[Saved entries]

-*-*-

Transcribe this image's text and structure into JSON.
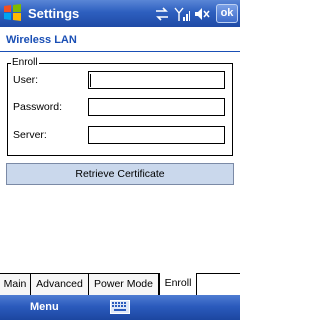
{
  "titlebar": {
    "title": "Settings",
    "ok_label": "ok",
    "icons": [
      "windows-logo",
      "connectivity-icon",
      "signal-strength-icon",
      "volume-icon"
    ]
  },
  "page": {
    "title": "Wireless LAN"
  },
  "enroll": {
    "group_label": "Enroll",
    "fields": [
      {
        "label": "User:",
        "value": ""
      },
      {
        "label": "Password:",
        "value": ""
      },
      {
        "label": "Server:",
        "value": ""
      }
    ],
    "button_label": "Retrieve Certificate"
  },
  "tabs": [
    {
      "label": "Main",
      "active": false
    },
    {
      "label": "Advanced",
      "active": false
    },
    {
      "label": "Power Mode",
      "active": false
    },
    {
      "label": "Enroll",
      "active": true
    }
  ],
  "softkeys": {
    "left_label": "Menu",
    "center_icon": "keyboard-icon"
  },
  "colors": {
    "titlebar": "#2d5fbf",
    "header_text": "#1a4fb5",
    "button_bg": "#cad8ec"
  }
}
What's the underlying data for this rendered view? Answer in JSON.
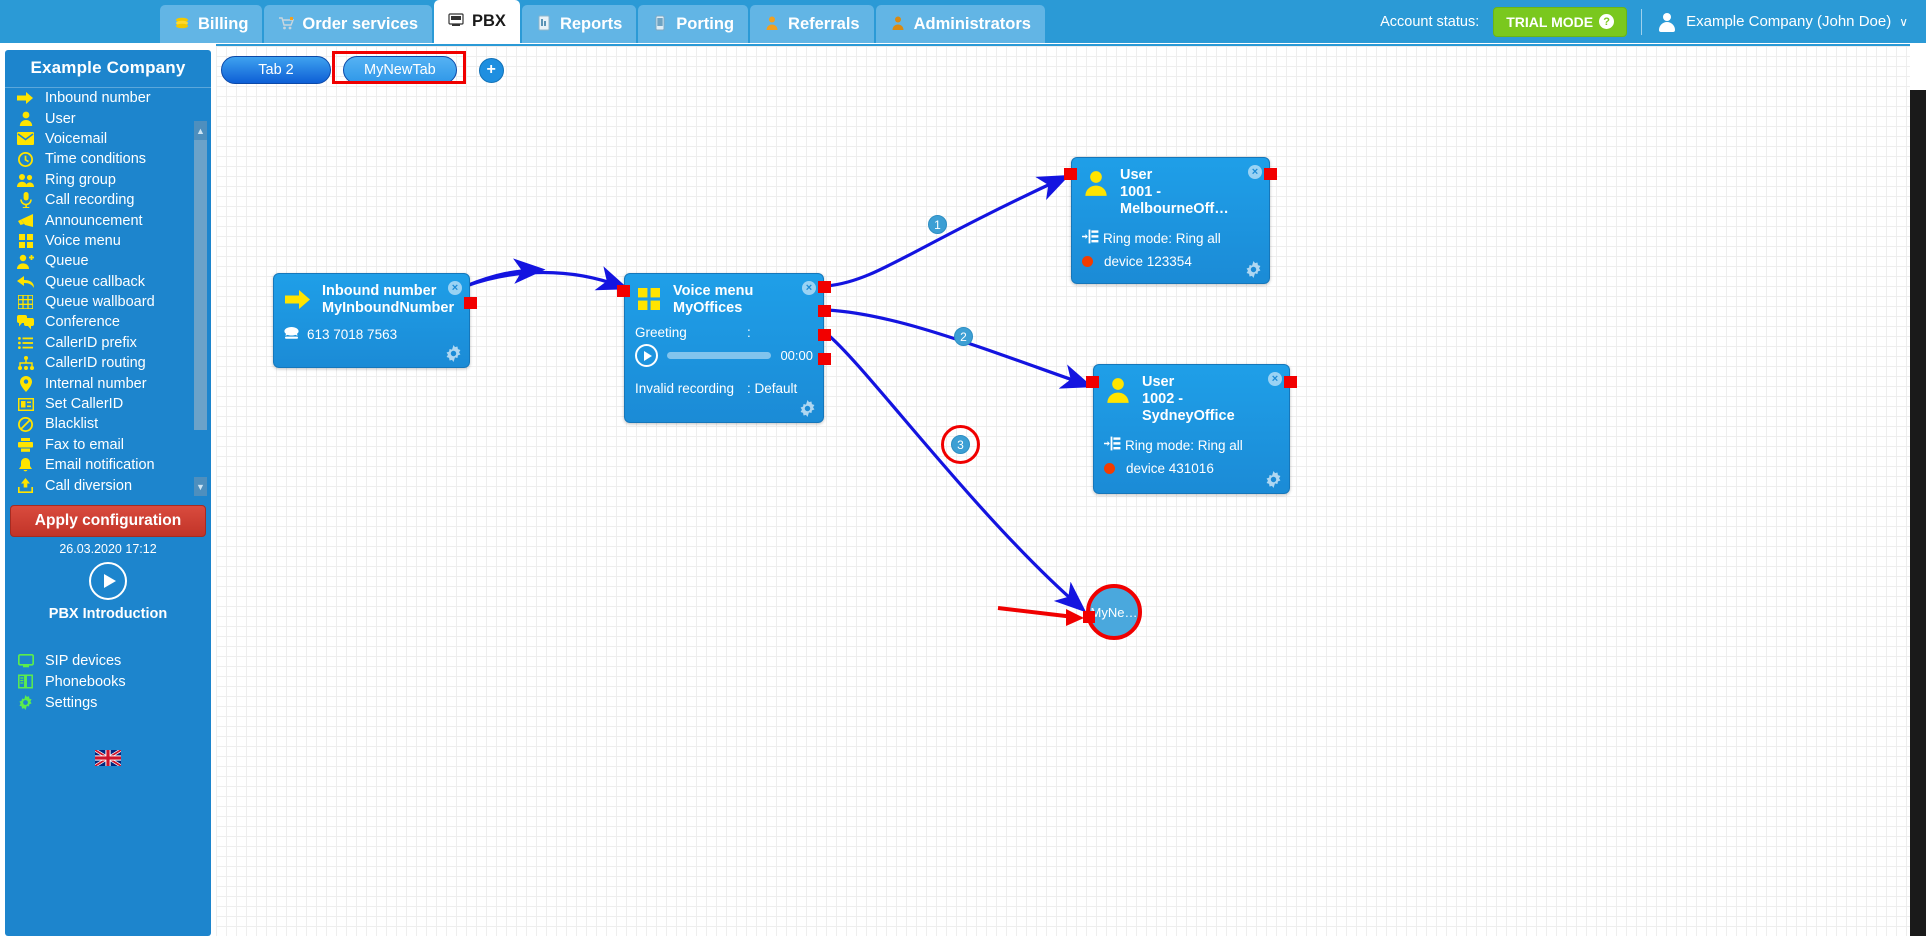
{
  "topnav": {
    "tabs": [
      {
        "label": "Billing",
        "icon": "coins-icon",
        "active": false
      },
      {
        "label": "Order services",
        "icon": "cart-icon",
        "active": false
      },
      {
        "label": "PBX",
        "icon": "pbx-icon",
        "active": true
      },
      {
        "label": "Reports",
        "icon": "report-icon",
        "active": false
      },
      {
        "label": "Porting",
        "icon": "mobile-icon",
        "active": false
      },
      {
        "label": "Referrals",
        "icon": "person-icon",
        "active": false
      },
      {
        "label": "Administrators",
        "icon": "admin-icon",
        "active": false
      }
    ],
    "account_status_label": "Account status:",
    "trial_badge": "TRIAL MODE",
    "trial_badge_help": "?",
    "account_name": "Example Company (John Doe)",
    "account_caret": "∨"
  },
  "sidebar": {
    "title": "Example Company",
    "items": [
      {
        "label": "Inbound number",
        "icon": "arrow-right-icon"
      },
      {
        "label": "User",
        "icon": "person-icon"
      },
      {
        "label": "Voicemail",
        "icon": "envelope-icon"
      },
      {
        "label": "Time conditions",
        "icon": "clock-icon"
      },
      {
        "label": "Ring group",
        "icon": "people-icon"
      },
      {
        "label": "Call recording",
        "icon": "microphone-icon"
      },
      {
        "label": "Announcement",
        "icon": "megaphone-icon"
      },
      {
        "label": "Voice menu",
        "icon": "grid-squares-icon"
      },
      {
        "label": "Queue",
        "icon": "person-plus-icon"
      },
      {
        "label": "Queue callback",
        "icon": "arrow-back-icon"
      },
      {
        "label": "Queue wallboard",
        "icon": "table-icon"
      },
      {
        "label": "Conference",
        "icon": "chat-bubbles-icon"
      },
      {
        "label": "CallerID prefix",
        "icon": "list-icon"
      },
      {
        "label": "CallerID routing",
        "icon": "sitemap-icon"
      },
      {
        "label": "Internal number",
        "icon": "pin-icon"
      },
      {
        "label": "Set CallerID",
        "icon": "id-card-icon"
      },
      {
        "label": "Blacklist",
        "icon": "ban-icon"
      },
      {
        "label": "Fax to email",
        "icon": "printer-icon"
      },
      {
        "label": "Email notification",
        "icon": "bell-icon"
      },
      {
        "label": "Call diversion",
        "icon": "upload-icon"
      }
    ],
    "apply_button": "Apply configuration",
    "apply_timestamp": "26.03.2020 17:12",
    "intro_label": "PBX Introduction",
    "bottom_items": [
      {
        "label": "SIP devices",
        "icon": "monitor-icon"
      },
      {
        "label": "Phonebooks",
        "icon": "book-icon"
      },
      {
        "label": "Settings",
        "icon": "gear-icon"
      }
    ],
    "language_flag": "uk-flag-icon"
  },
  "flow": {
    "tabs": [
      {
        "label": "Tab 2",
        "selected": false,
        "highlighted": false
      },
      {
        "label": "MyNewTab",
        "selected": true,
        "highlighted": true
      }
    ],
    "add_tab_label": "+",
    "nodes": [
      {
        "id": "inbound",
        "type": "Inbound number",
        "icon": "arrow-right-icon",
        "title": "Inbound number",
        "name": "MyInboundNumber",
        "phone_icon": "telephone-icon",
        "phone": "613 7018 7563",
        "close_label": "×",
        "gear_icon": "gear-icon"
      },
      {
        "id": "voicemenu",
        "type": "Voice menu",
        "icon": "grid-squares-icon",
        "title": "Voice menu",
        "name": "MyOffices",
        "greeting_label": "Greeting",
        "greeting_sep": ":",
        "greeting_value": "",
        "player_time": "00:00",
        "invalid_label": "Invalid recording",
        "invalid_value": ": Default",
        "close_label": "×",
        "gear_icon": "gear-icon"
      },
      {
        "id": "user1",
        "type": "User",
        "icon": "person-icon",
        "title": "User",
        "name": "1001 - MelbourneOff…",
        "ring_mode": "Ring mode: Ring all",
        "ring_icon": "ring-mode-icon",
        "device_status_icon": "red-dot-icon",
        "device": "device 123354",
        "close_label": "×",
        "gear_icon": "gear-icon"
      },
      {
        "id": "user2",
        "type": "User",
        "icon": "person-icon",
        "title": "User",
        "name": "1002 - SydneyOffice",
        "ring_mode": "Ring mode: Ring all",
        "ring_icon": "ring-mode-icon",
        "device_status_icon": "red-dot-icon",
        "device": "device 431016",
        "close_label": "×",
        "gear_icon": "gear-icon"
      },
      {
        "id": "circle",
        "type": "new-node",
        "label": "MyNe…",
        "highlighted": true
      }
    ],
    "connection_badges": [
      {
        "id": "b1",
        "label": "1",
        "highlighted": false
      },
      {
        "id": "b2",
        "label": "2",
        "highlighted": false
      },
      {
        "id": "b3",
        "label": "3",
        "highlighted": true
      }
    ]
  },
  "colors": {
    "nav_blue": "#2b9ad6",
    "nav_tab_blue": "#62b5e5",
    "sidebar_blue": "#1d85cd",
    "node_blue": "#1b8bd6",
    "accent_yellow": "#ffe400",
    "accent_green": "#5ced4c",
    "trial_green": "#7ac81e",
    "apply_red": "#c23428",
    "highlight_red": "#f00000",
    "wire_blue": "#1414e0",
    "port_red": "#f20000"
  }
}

-*-*-

* What to work on
Reproduce each line exactly as it appears, omitting the pictures.

* Task output
Transcribe this image's text and structure into JSON.
{
  "titlebar": {
    "title": "Settings",
    "ok_label": "ok",
    "icons": [
      "windows-logo",
      "connectivity-icon",
      "signal-strength-icon",
      "volume-icon"
    ]
  },
  "page": {
    "title": "Wireless LAN"
  },
  "enroll": {
    "group_label": "Enroll",
    "fields": [
      {
        "label": "User:",
        "value": ""
      },
      {
        "label": "Password:",
        "value": ""
      },
      {
        "label": "Server:",
        "value": ""
      }
    ],
    "button_label": "Retrieve Certificate"
  },
  "tabs": [
    {
      "label": "Main",
      "active": false
    },
    {
      "label": "Advanced",
      "active": false
    },
    {
      "label": "Power Mode",
      "active": false
    },
    {
      "label": "Enroll",
      "active": true
    }
  ],
  "softkeys": {
    "left_label": "Menu",
    "center_icon": "keyboard-icon"
  },
  "colors": {
    "titlebar": "#2d5fbf",
    "header_text": "#1a4fb5",
    "button_bg": "#cad8ec"
  }
}
What's the underlying data for this rendered view? Answer in JSON.
{
  "topnav": {
    "tabs": [
      {
        "label": "Billing",
        "icon": "coins-icon",
        "active": false
      },
      {
        "label": "Order services",
        "icon": "cart-icon",
        "active": false
      },
      {
        "label": "PBX",
        "icon": "pbx-icon",
        "active": true
      },
      {
        "label": "Reports",
        "icon": "report-icon",
        "active": false
      },
      {
        "label": "Porting",
        "icon": "mobile-icon",
        "active": false
      },
      {
        "label": "Referrals",
        "icon": "person-icon",
        "active": false
      },
      {
        "label": "Administrators",
        "icon": "admin-icon",
        "active": false
      }
    ],
    "account_status_label": "Account status:",
    "trial_badge": "TRIAL MODE",
    "trial_badge_help": "?",
    "account_name": "Example Company (John Doe)",
    "account_caret": "∨"
  },
  "sidebar": {
    "title": "Example Company",
    "items": [
      {
        "label": "Inbound number",
        "icon": "arrow-right-icon"
      },
      {
        "label": "User",
        "icon": "person-icon"
      },
      {
        "label": "Voicemail",
        "icon": "envelope-icon"
      },
      {
        "label": "Time conditions",
        "icon": "clock-icon"
      },
      {
        "label": "Ring group",
        "icon": "people-icon"
      },
      {
        "label": "Call recording",
        "icon": "microphone-icon"
      },
      {
        "label": "Announcement",
        "icon": "megaphone-icon"
      },
      {
        "label": "Voice menu",
        "icon": "grid-squares-icon"
      },
      {
        "label": "Queue",
        "icon": "person-plus-icon"
      },
      {
        "label": "Queue callback",
        "icon": "arrow-back-icon"
      },
      {
        "label": "Queue wallboard",
        "icon": "table-icon"
      },
      {
        "label": "Conference",
        "icon": "chat-bubbles-icon"
      },
      {
        "label": "CallerID prefix",
        "icon": "list-icon"
      },
      {
        "label": "CallerID routing",
        "icon": "sitemap-icon"
      },
      {
        "label": "Internal number",
        "icon": "pin-icon"
      },
      {
        "label": "Set CallerID",
        "icon": "id-card-icon"
      },
      {
        "label": "Blacklist",
        "icon": "ban-icon"
      },
      {
        "label": "Fax to email",
        "icon": "printer-icon"
      },
      {
        "label": "Email notification",
        "icon": "bell-icon"
      },
      {
        "label": "Call diversion",
        "icon": "upload-icon"
      }
    ],
    "apply_button": "Apply configuration",
    "apply_timestamp": "26.03.2020 17:12",
    "intro_label": "PBX Introduction",
    "bottom_items": [
      {
        "label": "SIP devices",
        "icon": "monitor-icon"
      },
      {
        "label": "Phonebooks",
        "icon": "book-icon"
      },
      {
        "label": "Settings",
        "icon": "gear-icon"
      }
    ],
    "language_flag": "uk-flag-icon"
  },
  "flow": {
    "tabs": [
      {
        "label": "Tab 2",
        "selected": false,
        "highlighted": false
      },
      {
        "label": "MyNewTab",
        "selected": true,
        "highlighted": true
      }
    ],
    "add_tab_label": "+",
    "nodes": [
      {
        "id": "inbound",
        "type": "Inbound number",
        "icon": "arrow-right-icon",
        "title": "Inbound number",
        "name": "MyInboundNumber",
        "phone_icon": "telephone-icon",
        "phone": "613 7018 7563",
        "close_label": "×",
        "gear_icon": "gear-icon"
      },
      {
        "id": "voicemenu",
        "type": "Voice menu",
        "icon": "grid-squares-icon",
        "title": "Voice menu",
        "name": "MyOffices",
        "greeting_label": "Greeting",
        "greeting_sep": ":",
        "greeting_value": "",
        "player_time": "00:00",
        "invalid_label": "Invalid recording",
        "invalid_value": ": Default",
        "close_label": "×",
        "gear_icon": "gear-icon"
      },
      {
        "id": "user1",
        "type": "User",
        "icon": "person-icon",
        "title": "User",
        "name": "1001 - MelbourneOff…",
        "ring_mode": "Ring mode: Ring all",
        "ring_icon": "ring-mode-icon",
        "device_status_icon": "red-dot-icon",
        "device": "device 123354",
        "close_label": "×",
        "gear_icon": "gear-icon"
      },
      {
        "id": "user2",
        "type": "User",
        "icon": "person-icon",
        "title": "User",
        "name": "1002 - SydneyOffice",
        "ring_mode": "Ring mode: Ring all",
        "ring_icon": "ring-mode-icon",
        "device_status_icon": "red-dot-icon",
        "device": "device 431016",
        "close_label": "×",
        "gear_icon": "gear-icon"
      },
      {
        "id": "circle",
        "type": "new-node",
        "label": "MyNe…",
        "highlighted": true
      }
    ],
    "connection_badges": [
      {
        "id": "b1",
        "label": "1",
        "highlighted": false
      },
      {
        "id": "b2",
        "label": "2",
        "highlighted": false
      },
      {
        "id": "b3",
        "label": "3",
        "highlighted": true
      }
    ]
  },
  "colors": {
    "nav_blue": "#2b9ad6",
    "nav_tab_blue": "#62b5e5",
    "sidebar_blue": "#1d85cd",
    "node_blue": "#1b8bd6",
    "accent_yellow": "#ffe400",
    "accent_green": "#5ced4c",
    "trial_green": "#7ac81e",
    "apply_red": "#c23428",
    "highlight_red": "#f00000",
    "wire_blue": "#1414e0",
    "port_red": "#f20000"
  }
}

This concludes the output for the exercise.